EXTRACTED RECORDS:
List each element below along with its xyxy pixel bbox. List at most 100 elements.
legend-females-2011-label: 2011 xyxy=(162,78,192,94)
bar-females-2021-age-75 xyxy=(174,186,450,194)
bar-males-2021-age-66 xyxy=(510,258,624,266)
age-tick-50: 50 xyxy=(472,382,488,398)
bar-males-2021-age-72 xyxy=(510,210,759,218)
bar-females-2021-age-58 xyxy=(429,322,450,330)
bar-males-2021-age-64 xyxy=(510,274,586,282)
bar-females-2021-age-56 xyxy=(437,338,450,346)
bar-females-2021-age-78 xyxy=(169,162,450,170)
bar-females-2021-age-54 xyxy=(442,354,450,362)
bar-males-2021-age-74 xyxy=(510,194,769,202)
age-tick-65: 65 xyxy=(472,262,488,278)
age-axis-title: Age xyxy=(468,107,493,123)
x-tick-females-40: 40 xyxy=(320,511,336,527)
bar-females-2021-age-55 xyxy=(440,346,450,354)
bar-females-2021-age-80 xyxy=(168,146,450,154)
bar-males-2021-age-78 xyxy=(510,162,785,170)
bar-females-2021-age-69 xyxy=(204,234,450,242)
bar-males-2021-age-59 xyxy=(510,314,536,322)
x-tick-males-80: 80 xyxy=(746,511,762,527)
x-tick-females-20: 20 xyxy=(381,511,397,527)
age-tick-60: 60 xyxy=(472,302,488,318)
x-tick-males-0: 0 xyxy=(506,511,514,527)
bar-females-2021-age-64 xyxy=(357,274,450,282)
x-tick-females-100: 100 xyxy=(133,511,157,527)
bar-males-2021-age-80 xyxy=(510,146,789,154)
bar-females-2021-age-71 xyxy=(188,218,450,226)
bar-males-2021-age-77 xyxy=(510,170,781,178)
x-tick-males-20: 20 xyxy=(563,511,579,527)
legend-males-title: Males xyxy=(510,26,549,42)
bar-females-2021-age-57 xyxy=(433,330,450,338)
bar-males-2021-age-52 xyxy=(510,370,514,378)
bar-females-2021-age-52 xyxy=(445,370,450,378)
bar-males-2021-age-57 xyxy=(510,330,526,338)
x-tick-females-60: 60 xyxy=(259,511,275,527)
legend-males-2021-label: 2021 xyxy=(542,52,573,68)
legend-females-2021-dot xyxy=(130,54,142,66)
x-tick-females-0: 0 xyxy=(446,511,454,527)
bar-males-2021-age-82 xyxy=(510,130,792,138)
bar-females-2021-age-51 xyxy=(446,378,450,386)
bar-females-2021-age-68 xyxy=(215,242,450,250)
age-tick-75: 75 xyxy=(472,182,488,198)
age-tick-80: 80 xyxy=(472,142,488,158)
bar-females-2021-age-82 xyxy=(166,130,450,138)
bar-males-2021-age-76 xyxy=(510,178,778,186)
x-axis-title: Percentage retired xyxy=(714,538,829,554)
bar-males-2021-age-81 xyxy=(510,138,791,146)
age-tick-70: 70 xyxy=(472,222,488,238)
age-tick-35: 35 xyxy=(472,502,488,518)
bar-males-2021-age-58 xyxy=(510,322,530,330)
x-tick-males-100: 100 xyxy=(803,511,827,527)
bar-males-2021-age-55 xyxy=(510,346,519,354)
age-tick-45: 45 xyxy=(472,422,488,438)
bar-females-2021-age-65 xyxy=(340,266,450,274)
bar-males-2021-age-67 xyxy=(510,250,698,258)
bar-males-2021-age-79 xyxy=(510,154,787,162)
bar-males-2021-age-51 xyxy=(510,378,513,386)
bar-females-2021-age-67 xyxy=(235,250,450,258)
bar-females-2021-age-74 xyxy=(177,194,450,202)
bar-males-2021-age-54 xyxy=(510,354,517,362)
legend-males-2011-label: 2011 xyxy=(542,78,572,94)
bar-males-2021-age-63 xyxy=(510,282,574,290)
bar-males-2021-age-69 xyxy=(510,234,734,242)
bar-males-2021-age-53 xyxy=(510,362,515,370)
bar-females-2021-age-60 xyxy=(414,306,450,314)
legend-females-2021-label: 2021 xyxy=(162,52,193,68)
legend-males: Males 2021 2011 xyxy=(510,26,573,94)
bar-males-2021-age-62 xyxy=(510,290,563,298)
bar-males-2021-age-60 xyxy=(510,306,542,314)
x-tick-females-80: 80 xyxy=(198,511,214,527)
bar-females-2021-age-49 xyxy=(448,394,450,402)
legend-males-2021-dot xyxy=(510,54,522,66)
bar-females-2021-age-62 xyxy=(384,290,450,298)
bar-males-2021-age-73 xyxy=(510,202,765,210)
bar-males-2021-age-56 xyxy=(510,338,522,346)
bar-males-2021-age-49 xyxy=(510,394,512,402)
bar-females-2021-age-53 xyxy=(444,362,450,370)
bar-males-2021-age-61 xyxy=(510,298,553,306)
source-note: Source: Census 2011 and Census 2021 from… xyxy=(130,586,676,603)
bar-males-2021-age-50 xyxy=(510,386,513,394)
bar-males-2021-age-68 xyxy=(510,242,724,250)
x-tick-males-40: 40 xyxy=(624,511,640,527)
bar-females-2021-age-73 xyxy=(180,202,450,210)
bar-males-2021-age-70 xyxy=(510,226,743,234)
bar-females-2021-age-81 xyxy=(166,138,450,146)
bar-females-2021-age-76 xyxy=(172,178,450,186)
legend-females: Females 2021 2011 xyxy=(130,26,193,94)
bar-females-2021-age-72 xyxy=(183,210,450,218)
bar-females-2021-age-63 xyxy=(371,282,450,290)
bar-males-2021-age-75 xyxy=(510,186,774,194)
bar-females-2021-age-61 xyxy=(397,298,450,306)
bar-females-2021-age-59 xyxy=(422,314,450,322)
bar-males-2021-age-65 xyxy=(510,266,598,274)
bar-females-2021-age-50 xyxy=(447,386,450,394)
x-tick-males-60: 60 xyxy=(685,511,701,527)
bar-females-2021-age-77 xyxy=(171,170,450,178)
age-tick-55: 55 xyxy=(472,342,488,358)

INSTRUCTIONS FOR THE TASK:
Give the listing again starting at its first line and ending at the line containing "bar-females-2021-age-80 xyxy=(168,146,450,154)", swapping "legend" for "key" and leaving everything else as it is.

FULL RESPONSE:
List each element below along with its xyxy pixel bbox. List at most 100 elements.
key-females-2011-label: 2011 xyxy=(162,78,192,94)
bar-females-2021-age-75 xyxy=(174,186,450,194)
bar-males-2021-age-66 xyxy=(510,258,624,266)
age-tick-50: 50 xyxy=(472,382,488,398)
bar-males-2021-age-72 xyxy=(510,210,759,218)
bar-females-2021-age-58 xyxy=(429,322,450,330)
bar-males-2021-age-64 xyxy=(510,274,586,282)
bar-females-2021-age-56 xyxy=(437,338,450,346)
bar-females-2021-age-78 xyxy=(169,162,450,170)
bar-females-2021-age-54 xyxy=(442,354,450,362)
bar-males-2021-age-74 xyxy=(510,194,769,202)
age-tick-65: 65 xyxy=(472,262,488,278)
age-axis-title: Age xyxy=(468,107,493,123)
x-tick-females-40: 40 xyxy=(320,511,336,527)
bar-females-2021-age-55 xyxy=(440,346,450,354)
bar-females-2021-age-80 xyxy=(168,146,450,154)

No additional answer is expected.